= Exercise inputs =
==============================

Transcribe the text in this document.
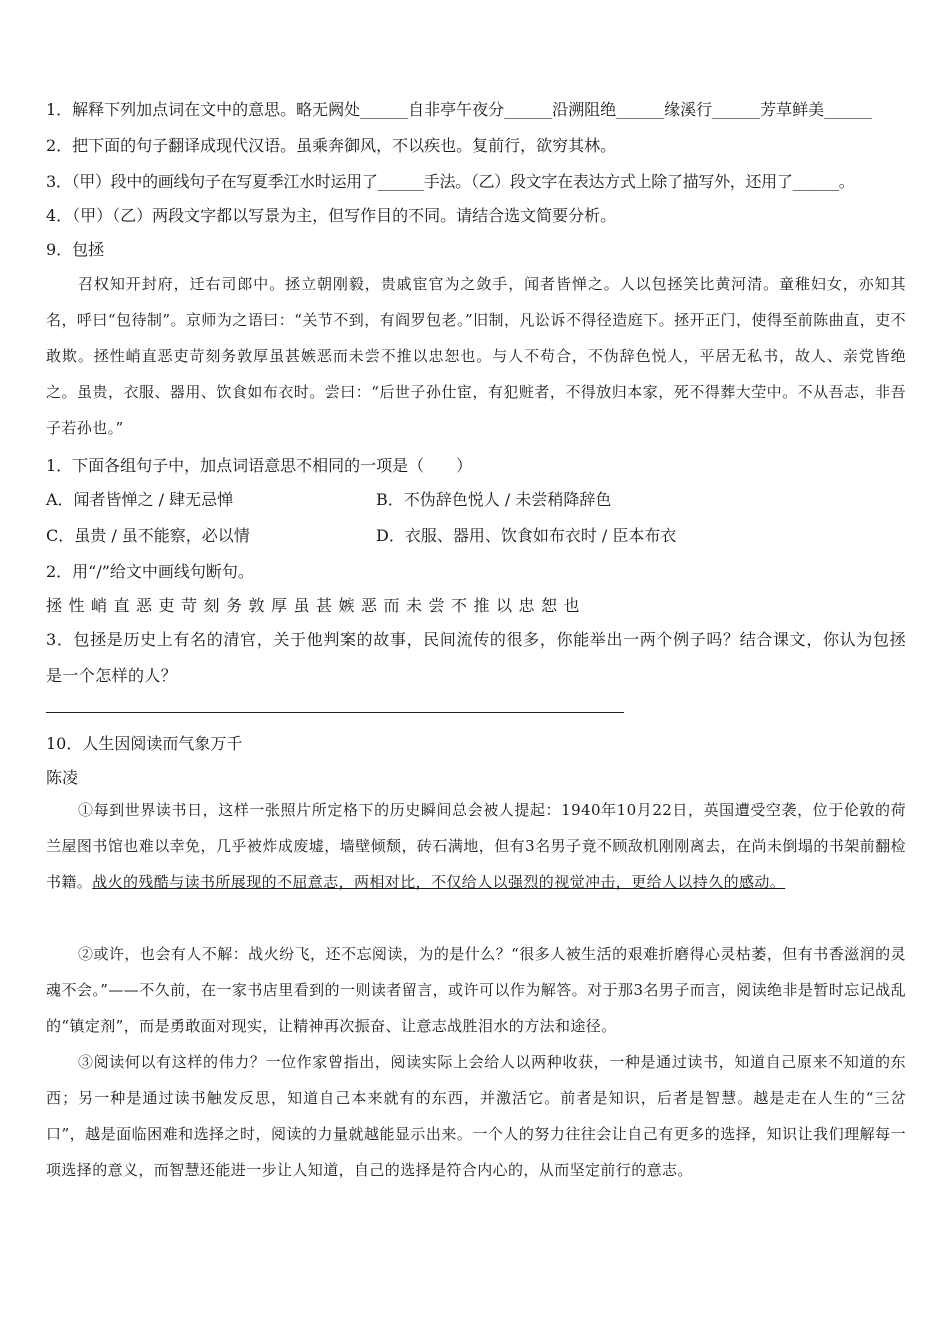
1．解释下列加点词在文中的意思。略无阙处______自非亭午夜分______沿溯阻绝______缘溪行______芳草鲜美______
2．把下面的句子翻译成现代汉语。虽乘奔御风，不以疾也。复前行，欲穷其林。
3．（甲）段中的画线句子在写夏季江水时运用了______手法。（乙）段文字在表达方式上除了描写外，还用了______。
4．（甲）（乙）两段文字都以写景为主，但写作目的不同。请结合选文简要分析。
9．包拯
召权知开封府，迁右司郎中。拯立朝刚毅，贵戚宦官为之敛手，闻者皆惮之。人以包拯笑比黄河清。童稚妇女，亦知其名，呼曰“包待制”。京师为之语曰：“关节不到，有阎罗包老。”旧制，凡讼诉不得径造庭下。拯开正门，使得至前陈曲直，吏不敢欺。拯性峭直恶吏苛刻务敦厚虽甚嫉恶而未尝不推以忠恕也。与人不苟合，不伪辞色悦人，平居无私书，故人、亲党皆绝之。虽贵，衣服、器用、饮食如布衣时。尝曰：“后世子孙仕宦，有犯赃者，不得放归本家，死不得葬大茔中。不从吾志，非吾子若孙也。”
1．下面各组句子中，加点词语意思不相同的一项是（　　）
A．闻者皆惮之 / 肆无忌惮	B．不伪辞色悦人 / 未尝稍降辞色
C．虽贵 / 虽不能察，必以情	D．衣服、器用、饮食如布衣时 / 臣本布衣
2．用“/”给文中画线句断句。
拯性峭直恶吏苛刻务敦厚虽甚嫉恶而未尝不推以忠恕也
3．包拯是历史上有名的清官，关于他判案的故事，民间流传的很多，你能举出一两个例子吗？结合课文，你认为包拯是一个怎样的人？
10．人生因阅读而气象万千
陈凌
①每到世界读书日，这样一张照片所定格下的历史瞬间总会被人提起：1940年10月22日，英国遭受空袭，位于伦敦的荷兰屋图书馆也难以幸免，几乎被炸成废墟，墙壁倾颓，砖石满地，但有3名男子竟不顾敌机刚刚离去，在尚未倒塌的书架前翻检书籍。战火的残酷与读书所展现的不屈意志，两相对比，不仅给人以强烈的视觉冲击，更给人以持久的感动。
②或许，也会有人不解：战火纷飞，还不忘阅读，为的是什么？“很多人被生活的艰难折磨得心灵枯萎，但有书香滋润的灵魂不会。”——不久前，在一家书店里看到的一则读者留言，或许可以作为解答。对于那3名男子而言，阅读绝非是暂时忘记战乱的“镇定剂”，而是勇敢面对现实，让精神再次振奋、让意志战胜泪水的方法和途径。
③阅读何以有这样的伟力？一位作家曾指出，阅读实际上会给人以两种收获，一种是通过读书，知道自己原来不知道的东西；另一种是通过读书触发反思，知道自己本来就有的东西，并激活它。前者是知识，后者是智慧。越是走在人生的“三岔口”，越是面临困难和选择之时，阅读的力量就越能显示出来。一个人的努力往往会让自己有更多的选择，知识让我们理解每一项选择的意义，而智慧还能进一步让人知道，自己的选择是符合内心的，从而坚定前行的意志。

==============================

Report each line of the material above where the word "饮食如布衣时" appears.

召权知开封府，迁右司郎中。拯立朝刚毅，贵戚宦官为之敛手，闻者皆惮之。人以包拯笑比黄河清。童稚妇女，亦知其名，呼曰“包待制”。京师为之语曰：“关节不到，有阎罗包老。”旧制，凡讼诉不得径造庭下。拯开正门，使得至前陈曲直，吏不敢欺。拯性峭直恶吏苛刻务敦厚虽甚嫉恶而未尝不推以忠恕也。与人不苟合，不伪辞色悦人，平居无私书，故人、亲党皆绝之。虽贵，衣服、器用、饮食如布衣时。尝曰：“后世子孙仕宦，有犯赃者，不得放归本家，死不得葬大茔中。不从吾志，非吾子若孙也。”
C．虽贵 / 虽不能察，必以情	D．衣服、器用、饮食如布衣时 / 臣本布衣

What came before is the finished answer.